> **TO BE DONE**
Copy each line below exactly and leave the pictures out.

------------------------------------------------------------------------

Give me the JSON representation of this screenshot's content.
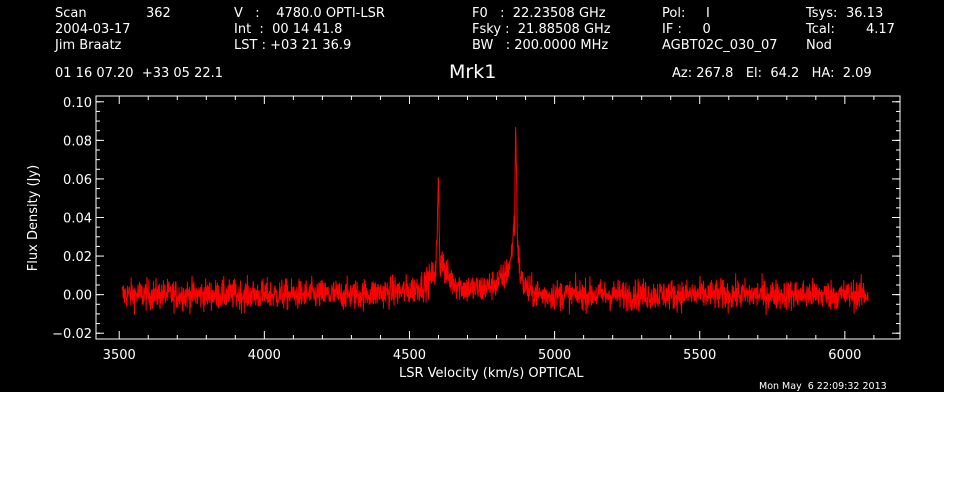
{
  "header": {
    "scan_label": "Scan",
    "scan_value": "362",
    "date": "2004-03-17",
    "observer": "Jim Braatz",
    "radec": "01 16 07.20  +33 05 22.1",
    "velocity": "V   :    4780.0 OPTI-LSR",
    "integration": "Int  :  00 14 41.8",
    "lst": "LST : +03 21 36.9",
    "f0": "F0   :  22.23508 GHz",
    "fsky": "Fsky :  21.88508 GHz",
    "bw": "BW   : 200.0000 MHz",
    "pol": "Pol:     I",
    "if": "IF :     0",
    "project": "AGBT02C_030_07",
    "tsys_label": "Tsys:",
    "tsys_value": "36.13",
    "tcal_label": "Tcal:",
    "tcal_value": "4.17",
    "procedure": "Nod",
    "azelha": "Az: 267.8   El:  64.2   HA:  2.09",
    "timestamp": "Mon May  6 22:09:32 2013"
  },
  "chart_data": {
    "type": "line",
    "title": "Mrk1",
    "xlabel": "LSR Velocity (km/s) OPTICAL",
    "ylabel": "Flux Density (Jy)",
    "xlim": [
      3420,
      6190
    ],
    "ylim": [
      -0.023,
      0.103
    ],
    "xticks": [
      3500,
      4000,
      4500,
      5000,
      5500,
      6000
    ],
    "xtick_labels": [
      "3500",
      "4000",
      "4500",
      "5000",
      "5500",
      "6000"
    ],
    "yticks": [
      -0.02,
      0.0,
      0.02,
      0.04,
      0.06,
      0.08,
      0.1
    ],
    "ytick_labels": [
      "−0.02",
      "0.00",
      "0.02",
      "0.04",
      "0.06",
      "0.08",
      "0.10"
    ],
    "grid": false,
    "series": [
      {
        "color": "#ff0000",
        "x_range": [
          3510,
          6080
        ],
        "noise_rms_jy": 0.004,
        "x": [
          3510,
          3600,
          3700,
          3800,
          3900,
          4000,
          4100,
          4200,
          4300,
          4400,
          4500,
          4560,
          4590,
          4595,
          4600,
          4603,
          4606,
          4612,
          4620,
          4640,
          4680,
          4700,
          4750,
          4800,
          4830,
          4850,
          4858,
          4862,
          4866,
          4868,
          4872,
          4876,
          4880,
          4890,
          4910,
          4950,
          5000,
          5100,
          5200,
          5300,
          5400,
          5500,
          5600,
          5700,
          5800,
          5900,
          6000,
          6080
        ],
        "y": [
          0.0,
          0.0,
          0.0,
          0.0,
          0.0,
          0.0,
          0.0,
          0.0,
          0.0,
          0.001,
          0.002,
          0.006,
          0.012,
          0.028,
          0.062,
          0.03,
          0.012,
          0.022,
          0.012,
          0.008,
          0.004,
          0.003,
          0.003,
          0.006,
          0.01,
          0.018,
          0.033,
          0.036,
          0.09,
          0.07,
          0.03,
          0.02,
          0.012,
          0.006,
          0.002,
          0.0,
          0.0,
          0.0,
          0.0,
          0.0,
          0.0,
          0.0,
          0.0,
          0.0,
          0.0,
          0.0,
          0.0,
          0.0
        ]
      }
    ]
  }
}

------------------------------------------------------------------------

> **PROBLEM SOLUTION**
Give me the JSON representation of this screenshot's content.
{
  "header": {
    "scan_label": "Scan",
    "scan_value": "362",
    "date": "2004-03-17",
    "observer": "Jim Braatz",
    "radec": "01 16 07.20  +33 05 22.1",
    "velocity": "V   :    4780.0 OPTI-LSR",
    "integration": "Int  :  00 14 41.8",
    "lst": "LST : +03 21 36.9",
    "f0": "F0   :  22.23508 GHz",
    "fsky": "Fsky :  21.88508 GHz",
    "bw": "BW   : 200.0000 MHz",
    "pol": "Pol:     I",
    "if": "IF :     0",
    "project": "AGBT02C_030_07",
    "tsys_label": "Tsys:",
    "tsys_value": "36.13",
    "tcal_label": "Tcal:",
    "tcal_value": "4.17",
    "procedure": "Nod",
    "azelha": "Az: 267.8   El:  64.2   HA:  2.09",
    "timestamp": "Mon May  6 22:09:32 2013"
  },
  "chart_data": {
    "type": "line",
    "title": "Mrk1",
    "xlabel": "LSR Velocity (km/s) OPTICAL",
    "ylabel": "Flux Density (Jy)",
    "xlim": [
      3420,
      6190
    ],
    "ylim": [
      -0.023,
      0.103
    ],
    "xticks": [
      3500,
      4000,
      4500,
      5000,
      5500,
      6000
    ],
    "xtick_labels": [
      "3500",
      "4000",
      "4500",
      "5000",
      "5500",
      "6000"
    ],
    "yticks": [
      -0.02,
      0.0,
      0.02,
      0.04,
      0.06,
      0.08,
      0.1
    ],
    "ytick_labels": [
      "−0.02",
      "0.00",
      "0.02",
      "0.04",
      "0.06",
      "0.08",
      "0.10"
    ],
    "grid": false,
    "series": [
      {
        "color": "#ff0000",
        "x_range": [
          3510,
          6080
        ],
        "noise_rms_jy": 0.004,
        "x": [
          3510,
          3600,
          3700,
          3800,
          3900,
          4000,
          4100,
          4200,
          4300,
          4400,
          4500,
          4560,
          4590,
          4595,
          4600,
          4603,
          4606,
          4612,
          4620,
          4640,
          4680,
          4700,
          4750,
          4800,
          4830,
          4850,
          4858,
          4862,
          4866,
          4868,
          4872,
          4876,
          4880,
          4890,
          4910,
          4950,
          5000,
          5100,
          5200,
          5300,
          5400,
          5500,
          5600,
          5700,
          5800,
          5900,
          6000,
          6080
        ],
        "y": [
          0.0,
          0.0,
          0.0,
          0.0,
          0.0,
          0.0,
          0.0,
          0.0,
          0.0,
          0.001,
          0.002,
          0.006,
          0.012,
          0.028,
          0.062,
          0.03,
          0.012,
          0.022,
          0.012,
          0.008,
          0.004,
          0.003,
          0.003,
          0.006,
          0.01,
          0.018,
          0.033,
          0.036,
          0.09,
          0.07,
          0.03,
          0.02,
          0.012,
          0.006,
          0.002,
          0.0,
          0.0,
          0.0,
          0.0,
          0.0,
          0.0,
          0.0,
          0.0,
          0.0,
          0.0,
          0.0,
          0.0,
          0.0
        ]
      }
    ]
  }
}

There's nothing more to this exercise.